== Task description ==
Omit the pictures, then reproduce every remaining record exactly.

Items from a figure collection
########
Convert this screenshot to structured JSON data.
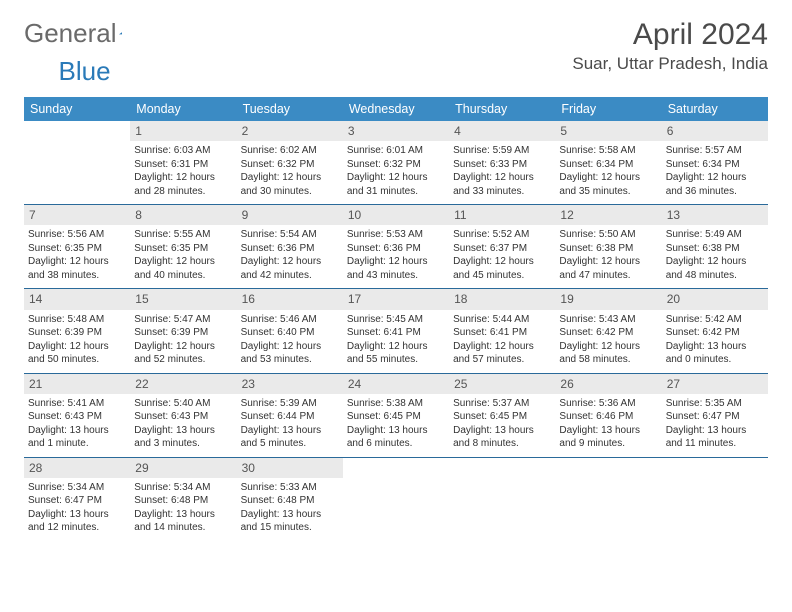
{
  "brand": {
    "part1": "General",
    "part2": "Blue"
  },
  "title": "April 2024",
  "location": "Suar, Uttar Pradesh, India",
  "colors": {
    "header_bg": "#3b8bc4",
    "header_text": "#ffffff",
    "daynum_bg": "#eaeaea",
    "week_border": "#2a6a9a",
    "brand_gray": "#6a6a6a",
    "brand_blue": "#2a7ab8",
    "text": "#333333"
  },
  "days_of_week": [
    "Sunday",
    "Monday",
    "Tuesday",
    "Wednesday",
    "Thursday",
    "Friday",
    "Saturday"
  ],
  "weeks": [
    [
      {
        "n": "",
        "empty": true
      },
      {
        "n": "1",
        "sr": "6:03 AM",
        "ss": "6:31 PM",
        "dl": "12 hours and 28 minutes."
      },
      {
        "n": "2",
        "sr": "6:02 AM",
        "ss": "6:32 PM",
        "dl": "12 hours and 30 minutes."
      },
      {
        "n": "3",
        "sr": "6:01 AM",
        "ss": "6:32 PM",
        "dl": "12 hours and 31 minutes."
      },
      {
        "n": "4",
        "sr": "5:59 AM",
        "ss": "6:33 PM",
        "dl": "12 hours and 33 minutes."
      },
      {
        "n": "5",
        "sr": "5:58 AM",
        "ss": "6:34 PM",
        "dl": "12 hours and 35 minutes."
      },
      {
        "n": "6",
        "sr": "5:57 AM",
        "ss": "6:34 PM",
        "dl": "12 hours and 36 minutes."
      }
    ],
    [
      {
        "n": "7",
        "sr": "5:56 AM",
        "ss": "6:35 PM",
        "dl": "12 hours and 38 minutes."
      },
      {
        "n": "8",
        "sr": "5:55 AM",
        "ss": "6:35 PM",
        "dl": "12 hours and 40 minutes."
      },
      {
        "n": "9",
        "sr": "5:54 AM",
        "ss": "6:36 PM",
        "dl": "12 hours and 42 minutes."
      },
      {
        "n": "10",
        "sr": "5:53 AM",
        "ss": "6:36 PM",
        "dl": "12 hours and 43 minutes."
      },
      {
        "n": "11",
        "sr": "5:52 AM",
        "ss": "6:37 PM",
        "dl": "12 hours and 45 minutes."
      },
      {
        "n": "12",
        "sr": "5:50 AM",
        "ss": "6:38 PM",
        "dl": "12 hours and 47 minutes."
      },
      {
        "n": "13",
        "sr": "5:49 AM",
        "ss": "6:38 PM",
        "dl": "12 hours and 48 minutes."
      }
    ],
    [
      {
        "n": "14",
        "sr": "5:48 AM",
        "ss": "6:39 PM",
        "dl": "12 hours and 50 minutes."
      },
      {
        "n": "15",
        "sr": "5:47 AM",
        "ss": "6:39 PM",
        "dl": "12 hours and 52 minutes."
      },
      {
        "n": "16",
        "sr": "5:46 AM",
        "ss": "6:40 PM",
        "dl": "12 hours and 53 minutes."
      },
      {
        "n": "17",
        "sr": "5:45 AM",
        "ss": "6:41 PM",
        "dl": "12 hours and 55 minutes."
      },
      {
        "n": "18",
        "sr": "5:44 AM",
        "ss": "6:41 PM",
        "dl": "12 hours and 57 minutes."
      },
      {
        "n": "19",
        "sr": "5:43 AM",
        "ss": "6:42 PM",
        "dl": "12 hours and 58 minutes."
      },
      {
        "n": "20",
        "sr": "5:42 AM",
        "ss": "6:42 PM",
        "dl": "13 hours and 0 minutes."
      }
    ],
    [
      {
        "n": "21",
        "sr": "5:41 AM",
        "ss": "6:43 PM",
        "dl": "13 hours and 1 minute."
      },
      {
        "n": "22",
        "sr": "5:40 AM",
        "ss": "6:43 PM",
        "dl": "13 hours and 3 minutes."
      },
      {
        "n": "23",
        "sr": "5:39 AM",
        "ss": "6:44 PM",
        "dl": "13 hours and 5 minutes."
      },
      {
        "n": "24",
        "sr": "5:38 AM",
        "ss": "6:45 PM",
        "dl": "13 hours and 6 minutes."
      },
      {
        "n": "25",
        "sr": "5:37 AM",
        "ss": "6:45 PM",
        "dl": "13 hours and 8 minutes."
      },
      {
        "n": "26",
        "sr": "5:36 AM",
        "ss": "6:46 PM",
        "dl": "13 hours and 9 minutes."
      },
      {
        "n": "27",
        "sr": "5:35 AM",
        "ss": "6:47 PM",
        "dl": "13 hours and 11 minutes."
      }
    ],
    [
      {
        "n": "28",
        "sr": "5:34 AM",
        "ss": "6:47 PM",
        "dl": "13 hours and 12 minutes."
      },
      {
        "n": "29",
        "sr": "5:34 AM",
        "ss": "6:48 PM",
        "dl": "13 hours and 14 minutes."
      },
      {
        "n": "30",
        "sr": "5:33 AM",
        "ss": "6:48 PM",
        "dl": "13 hours and 15 minutes."
      },
      {
        "n": "",
        "empty": true
      },
      {
        "n": "",
        "empty": true
      },
      {
        "n": "",
        "empty": true
      },
      {
        "n": "",
        "empty": true
      }
    ]
  ],
  "labels": {
    "sunrise": "Sunrise:",
    "sunset": "Sunset:",
    "daylight": "Daylight:"
  }
}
########
== Solution to the exercise ==
Convert this screenshot to structured JSON data.
{
  "brand": {
    "part1": "General",
    "part2": "Blue"
  },
  "title": "April 2024",
  "location": "Suar, Uttar Pradesh, India",
  "colors": {
    "header_bg": "#3b8bc4",
    "header_text": "#ffffff",
    "daynum_bg": "#eaeaea",
    "week_border": "#2a6a9a",
    "brand_gray": "#6a6a6a",
    "brand_blue": "#2a7ab8",
    "text": "#333333"
  },
  "days_of_week": [
    "Sunday",
    "Monday",
    "Tuesday",
    "Wednesday",
    "Thursday",
    "Friday",
    "Saturday"
  ],
  "weeks": [
    [
      {
        "n": "",
        "empty": true
      },
      {
        "n": "1",
        "sr": "6:03 AM",
        "ss": "6:31 PM",
        "dl": "12 hours and 28 minutes."
      },
      {
        "n": "2",
        "sr": "6:02 AM",
        "ss": "6:32 PM",
        "dl": "12 hours and 30 minutes."
      },
      {
        "n": "3",
        "sr": "6:01 AM",
        "ss": "6:32 PM",
        "dl": "12 hours and 31 minutes."
      },
      {
        "n": "4",
        "sr": "5:59 AM",
        "ss": "6:33 PM",
        "dl": "12 hours and 33 minutes."
      },
      {
        "n": "5",
        "sr": "5:58 AM",
        "ss": "6:34 PM",
        "dl": "12 hours and 35 minutes."
      },
      {
        "n": "6",
        "sr": "5:57 AM",
        "ss": "6:34 PM",
        "dl": "12 hours and 36 minutes."
      }
    ],
    [
      {
        "n": "7",
        "sr": "5:56 AM",
        "ss": "6:35 PM",
        "dl": "12 hours and 38 minutes."
      },
      {
        "n": "8",
        "sr": "5:55 AM",
        "ss": "6:35 PM",
        "dl": "12 hours and 40 minutes."
      },
      {
        "n": "9",
        "sr": "5:54 AM",
        "ss": "6:36 PM",
        "dl": "12 hours and 42 minutes."
      },
      {
        "n": "10",
        "sr": "5:53 AM",
        "ss": "6:36 PM",
        "dl": "12 hours and 43 minutes."
      },
      {
        "n": "11",
        "sr": "5:52 AM",
        "ss": "6:37 PM",
        "dl": "12 hours and 45 minutes."
      },
      {
        "n": "12",
        "sr": "5:50 AM",
        "ss": "6:38 PM",
        "dl": "12 hours and 47 minutes."
      },
      {
        "n": "13",
        "sr": "5:49 AM",
        "ss": "6:38 PM",
        "dl": "12 hours and 48 minutes."
      }
    ],
    [
      {
        "n": "14",
        "sr": "5:48 AM",
        "ss": "6:39 PM",
        "dl": "12 hours and 50 minutes."
      },
      {
        "n": "15",
        "sr": "5:47 AM",
        "ss": "6:39 PM",
        "dl": "12 hours and 52 minutes."
      },
      {
        "n": "16",
        "sr": "5:46 AM",
        "ss": "6:40 PM",
        "dl": "12 hours and 53 minutes."
      },
      {
        "n": "17",
        "sr": "5:45 AM",
        "ss": "6:41 PM",
        "dl": "12 hours and 55 minutes."
      },
      {
        "n": "18",
        "sr": "5:44 AM",
        "ss": "6:41 PM",
        "dl": "12 hours and 57 minutes."
      },
      {
        "n": "19",
        "sr": "5:43 AM",
        "ss": "6:42 PM",
        "dl": "12 hours and 58 minutes."
      },
      {
        "n": "20",
        "sr": "5:42 AM",
        "ss": "6:42 PM",
        "dl": "13 hours and 0 minutes."
      }
    ],
    [
      {
        "n": "21",
        "sr": "5:41 AM",
        "ss": "6:43 PM",
        "dl": "13 hours and 1 minute."
      },
      {
        "n": "22",
        "sr": "5:40 AM",
        "ss": "6:43 PM",
        "dl": "13 hours and 3 minutes."
      },
      {
        "n": "23",
        "sr": "5:39 AM",
        "ss": "6:44 PM",
        "dl": "13 hours and 5 minutes."
      },
      {
        "n": "24",
        "sr": "5:38 AM",
        "ss": "6:45 PM",
        "dl": "13 hours and 6 minutes."
      },
      {
        "n": "25",
        "sr": "5:37 AM",
        "ss": "6:45 PM",
        "dl": "13 hours and 8 minutes."
      },
      {
        "n": "26",
        "sr": "5:36 AM",
        "ss": "6:46 PM",
        "dl": "13 hours and 9 minutes."
      },
      {
        "n": "27",
        "sr": "5:35 AM",
        "ss": "6:47 PM",
        "dl": "13 hours and 11 minutes."
      }
    ],
    [
      {
        "n": "28",
        "sr": "5:34 AM",
        "ss": "6:47 PM",
        "dl": "13 hours and 12 minutes."
      },
      {
        "n": "29",
        "sr": "5:34 AM",
        "ss": "6:48 PM",
        "dl": "13 hours and 14 minutes."
      },
      {
        "n": "30",
        "sr": "5:33 AM",
        "ss": "6:48 PM",
        "dl": "13 hours and 15 minutes."
      },
      {
        "n": "",
        "empty": true
      },
      {
        "n": "",
        "empty": true
      },
      {
        "n": "",
        "empty": true
      },
      {
        "n": "",
        "empty": true
      }
    ]
  ],
  "labels": {
    "sunrise": "Sunrise:",
    "sunset": "Sunset:",
    "daylight": "Daylight:"
  }
}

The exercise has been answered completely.